▶ **Brief**
Give all of the lines again, with nothing added or dropped.

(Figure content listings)
★ ★ ★

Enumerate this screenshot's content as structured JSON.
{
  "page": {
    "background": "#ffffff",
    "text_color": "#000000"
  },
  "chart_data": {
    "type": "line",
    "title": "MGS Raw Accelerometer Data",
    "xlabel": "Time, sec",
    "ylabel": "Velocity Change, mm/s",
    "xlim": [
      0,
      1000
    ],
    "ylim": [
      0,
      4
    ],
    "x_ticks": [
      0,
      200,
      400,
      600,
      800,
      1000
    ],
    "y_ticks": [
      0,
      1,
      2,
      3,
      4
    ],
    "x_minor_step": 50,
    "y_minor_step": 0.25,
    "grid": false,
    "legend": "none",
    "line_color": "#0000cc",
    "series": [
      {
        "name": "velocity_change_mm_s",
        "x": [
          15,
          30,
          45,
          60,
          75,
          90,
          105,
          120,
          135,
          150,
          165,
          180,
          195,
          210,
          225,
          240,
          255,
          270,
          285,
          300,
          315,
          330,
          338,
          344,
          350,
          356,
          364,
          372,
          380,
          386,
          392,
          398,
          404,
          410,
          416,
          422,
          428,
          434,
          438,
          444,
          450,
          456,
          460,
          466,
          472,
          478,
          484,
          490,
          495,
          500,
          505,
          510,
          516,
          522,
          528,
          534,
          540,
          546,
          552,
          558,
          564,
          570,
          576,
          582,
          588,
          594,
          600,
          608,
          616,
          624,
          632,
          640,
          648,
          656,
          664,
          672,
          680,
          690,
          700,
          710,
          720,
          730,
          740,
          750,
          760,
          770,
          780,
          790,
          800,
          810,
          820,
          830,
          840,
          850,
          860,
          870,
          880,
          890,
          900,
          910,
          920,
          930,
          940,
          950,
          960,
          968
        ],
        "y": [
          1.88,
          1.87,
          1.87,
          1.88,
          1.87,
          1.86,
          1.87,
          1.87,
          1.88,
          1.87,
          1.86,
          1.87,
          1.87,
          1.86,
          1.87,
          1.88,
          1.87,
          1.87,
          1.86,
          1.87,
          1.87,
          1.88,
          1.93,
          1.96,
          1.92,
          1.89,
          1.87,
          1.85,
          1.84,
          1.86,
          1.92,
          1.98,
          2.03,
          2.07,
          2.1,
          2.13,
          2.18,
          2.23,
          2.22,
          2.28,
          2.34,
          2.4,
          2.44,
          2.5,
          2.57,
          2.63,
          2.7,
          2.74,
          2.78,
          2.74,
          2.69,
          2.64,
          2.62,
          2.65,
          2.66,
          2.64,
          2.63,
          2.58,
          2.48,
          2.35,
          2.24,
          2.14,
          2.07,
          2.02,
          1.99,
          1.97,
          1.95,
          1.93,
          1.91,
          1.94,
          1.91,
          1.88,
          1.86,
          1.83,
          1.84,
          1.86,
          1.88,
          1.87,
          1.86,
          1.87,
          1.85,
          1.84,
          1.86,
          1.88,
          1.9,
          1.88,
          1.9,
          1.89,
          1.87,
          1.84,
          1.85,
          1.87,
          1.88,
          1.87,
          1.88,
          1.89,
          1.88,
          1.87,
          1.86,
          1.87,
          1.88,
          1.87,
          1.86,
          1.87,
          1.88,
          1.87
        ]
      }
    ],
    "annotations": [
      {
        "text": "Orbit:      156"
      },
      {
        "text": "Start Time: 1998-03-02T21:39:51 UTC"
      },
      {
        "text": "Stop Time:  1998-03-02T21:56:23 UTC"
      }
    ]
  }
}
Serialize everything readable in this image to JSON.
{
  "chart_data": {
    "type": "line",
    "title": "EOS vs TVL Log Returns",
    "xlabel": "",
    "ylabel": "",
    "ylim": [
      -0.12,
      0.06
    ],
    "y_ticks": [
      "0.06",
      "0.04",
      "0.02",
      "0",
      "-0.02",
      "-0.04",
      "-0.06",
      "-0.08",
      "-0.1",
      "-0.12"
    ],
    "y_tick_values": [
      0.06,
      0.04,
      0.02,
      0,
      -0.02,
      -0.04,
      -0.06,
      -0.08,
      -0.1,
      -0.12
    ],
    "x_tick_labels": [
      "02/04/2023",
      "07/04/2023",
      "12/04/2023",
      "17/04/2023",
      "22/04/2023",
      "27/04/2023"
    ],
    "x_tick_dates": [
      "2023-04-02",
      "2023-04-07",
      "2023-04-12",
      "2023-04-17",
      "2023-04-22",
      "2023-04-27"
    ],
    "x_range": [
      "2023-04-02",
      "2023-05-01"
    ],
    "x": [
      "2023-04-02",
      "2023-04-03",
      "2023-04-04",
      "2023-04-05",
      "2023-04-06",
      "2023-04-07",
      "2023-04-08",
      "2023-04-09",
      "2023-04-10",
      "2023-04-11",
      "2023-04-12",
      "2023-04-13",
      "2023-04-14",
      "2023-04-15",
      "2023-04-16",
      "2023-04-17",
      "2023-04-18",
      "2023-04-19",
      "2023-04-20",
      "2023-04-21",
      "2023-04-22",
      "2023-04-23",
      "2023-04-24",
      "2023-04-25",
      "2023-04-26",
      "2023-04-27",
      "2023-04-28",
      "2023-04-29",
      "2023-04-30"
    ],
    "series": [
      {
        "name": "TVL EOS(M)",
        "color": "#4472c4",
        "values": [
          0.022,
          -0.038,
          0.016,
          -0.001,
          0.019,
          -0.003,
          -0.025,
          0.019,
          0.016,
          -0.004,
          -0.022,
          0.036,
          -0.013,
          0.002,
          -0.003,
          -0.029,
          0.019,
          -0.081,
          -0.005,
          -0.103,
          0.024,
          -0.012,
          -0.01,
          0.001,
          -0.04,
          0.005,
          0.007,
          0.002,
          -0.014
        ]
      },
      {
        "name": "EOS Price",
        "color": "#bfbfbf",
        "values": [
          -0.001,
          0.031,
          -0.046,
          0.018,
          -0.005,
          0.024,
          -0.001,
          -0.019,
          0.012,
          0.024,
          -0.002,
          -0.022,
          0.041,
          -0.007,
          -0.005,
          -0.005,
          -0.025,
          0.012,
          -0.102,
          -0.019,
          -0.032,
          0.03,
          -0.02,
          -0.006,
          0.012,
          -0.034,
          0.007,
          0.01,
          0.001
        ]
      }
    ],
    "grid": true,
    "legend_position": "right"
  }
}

★ ★ ★

▶ **The output**
Enumerate this screenshot's content as structured JSON.
{
  "page": {
    "background": "#ffffff",
    "text_color": "#000000"
  },
  "chart_data": {
    "type": "line",
    "title": "MGS Raw Accelerometer Data",
    "xlabel": "Time, sec",
    "ylabel": "Velocity Change, mm/s",
    "xlim": [
      0,
      1000
    ],
    "ylim": [
      0,
      4
    ],
    "x_ticks": [
      0,
      200,
      400,
      600,
      800,
      1000
    ],
    "y_ticks": [
      0,
      1,
      2,
      3,
      4
    ],
    "x_minor_step": 50,
    "y_minor_step": 0.25,
    "grid": false,
    "legend": "none",
    "line_color": "#0000cc",
    "series": [
      {
        "name": "velocity_change_mm_s",
        "x": [
          15,
          30,
          45,
          60,
          75,
          90,
          105,
          120,
          135,
          150,
          165,
          180,
          195,
          210,
          225,
          240,
          255,
          270,
          285,
          300,
          315,
          330,
          338,
          344,
          350,
          356,
          364,
          372,
          380,
          386,
          392,
          398,
          404,
          410,
          416,
          422,
          428,
          434,
          438,
          444,
          450,
          456,
          460,
          466,
          472,
          478,
          484,
          490,
          495,
          500,
          505,
          510,
          516,
          522,
          528,
          534,
          540,
          546,
          552,
          558,
          564,
          570,
          576,
          582,
          588,
          594,
          600,
          608,
          616,
          624,
          632,
          640,
          648,
          656,
          664,
          672,
          680,
          690,
          700,
          710,
          720,
          730,
          740,
          750,
          760,
          770,
          780,
          790,
          800,
          810,
          820,
          830,
          840,
          850,
          860,
          870,
          880,
          890,
          900,
          910,
          920,
          930,
          940,
          950,
          960,
          968
        ],
        "y": [
          1.88,
          1.87,
          1.87,
          1.88,
          1.87,
          1.86,
          1.87,
          1.87,
          1.88,
          1.87,
          1.86,
          1.87,
          1.87,
          1.86,
          1.87,
          1.88,
          1.87,
          1.87,
          1.86,
          1.87,
          1.87,
          1.88,
          1.93,
          1.96,
          1.92,
          1.89,
          1.87,
          1.85,
          1.84,
          1.86,
          1.92,
          1.98,
          2.03,
          2.07,
          2.1,
          2.13,
          2.18,
          2.23,
          2.22,
          2.28,
          2.34,
          2.4,
          2.44,
          2.5,
          2.57,
          2.63,
          2.7,
          2.74,
          2.78,
          2.74,
          2.69,
          2.64,
          2.62,
          2.65,
          2.66,
          2.64,
          2.63,
          2.58,
          2.48,
          2.35,
          2.24,
          2.14,
          2.07,
          2.02,
          1.99,
          1.97,
          1.95,
          1.93,
          1.91,
          1.94,
          1.91,
          1.88,
          1.86,
          1.83,
          1.84,
          1.86,
          1.88,
          1.87,
          1.86,
          1.87,
          1.85,
          1.84,
          1.86,
          1.88,
          1.9,
          1.88,
          1.9,
          1.89,
          1.87,
          1.84,
          1.85,
          1.87,
          1.88,
          1.87,
          1.88,
          1.89,
          1.88,
          1.87,
          1.86,
          1.87,
          1.88,
          1.87,
          1.86,
          1.87,
          1.88,
          1.87
        ]
      }
    ],
    "annotations": [
      {
        "text": "Orbit:      156"
      },
      {
        "text": "Start Time: 1998-03-02T21:39:51 UTC"
      },
      {
        "text": "Stop Time:  1998-03-02T21:56:23 UTC"
      }
    ]
  }
}
Serialize everything readable in this image to JSON.
{
  "chart_data": {
    "type": "line",
    "title": "EOS vs TVL Log Returns",
    "xlabel": "",
    "ylabel": "",
    "ylim": [
      -0.12,
      0.06
    ],
    "y_ticks": [
      "0.06",
      "0.04",
      "0.02",
      "0",
      "-0.02",
      "-0.04",
      "-0.06",
      "-0.08",
      "-0.1",
      "-0.12"
    ],
    "y_tick_values": [
      0.06,
      0.04,
      0.02,
      0,
      -0.02,
      -0.04,
      -0.06,
      -0.08,
      -0.1,
      -0.12
    ],
    "x_tick_labels": [
      "02/04/2023",
      "07/04/2023",
      "12/04/2023",
      "17/04/2023",
      "22/04/2023",
      "27/04/2023"
    ],
    "x_tick_dates": [
      "2023-04-02",
      "2023-04-07",
      "2023-04-12",
      "2023-04-17",
      "2023-04-22",
      "2023-04-27"
    ],
    "x_range": [
      "2023-04-02",
      "2023-05-01"
    ],
    "x": [
      "2023-04-02",
      "2023-04-03",
      "2023-04-04",
      "2023-04-05",
      "2023-04-06",
      "2023-04-07",
      "2023-04-08",
      "2023-04-09",
      "2023-04-10",
      "2023-04-11",
      "2023-04-12",
      "2023-04-13",
      "2023-04-14",
      "2023-04-15",
      "2023-04-16",
      "2023-04-17",
      "2023-04-18",
      "2023-04-19",
      "2023-04-20",
      "2023-04-21",
      "2023-04-22",
      "2023-04-23",
      "2023-04-24",
      "2023-04-25",
      "2023-04-26",
      "2023-04-27",
      "2023-04-28",
      "2023-04-29",
      "2023-04-30"
    ],
    "series": [
      {
        "name": "TVL EOS(M)",
        "color": "#4472c4",
        "values": [
          0.022,
          -0.038,
          0.016,
          -0.001,
          0.019,
          -0.003,
          -0.025,
          0.019,
          0.016,
          -0.004,
          -0.022,
          0.036,
          -0.013,
          0.002,
          -0.003,
          -0.029,
          0.019,
          -0.081,
          -0.005,
          -0.103,
          0.024,
          -0.012,
          -0.01,
          0.001,
          -0.04,
          0.005,
          0.007,
          0.002,
          -0.014
        ]
      },
      {
        "name": "EOS Price",
        "color": "#bfbfbf",
        "values": [
          -0.001,
          0.031,
          -0.046,
          0.018,
          -0.005,
          0.024,
          -0.001,
          -0.019,
          0.012,
          0.024,
          -0.002,
          -0.022,
          0.041,
          -0.007,
          -0.005,
          -0.005,
          -0.025,
          0.012,
          -0.102,
          -0.019,
          -0.032,
          0.03,
          -0.02,
          -0.006,
          0.012,
          -0.034,
          0.007,
          0.01,
          0.001
        ]
      }
    ],
    "grid": true,
    "legend_position": "right"
  }
}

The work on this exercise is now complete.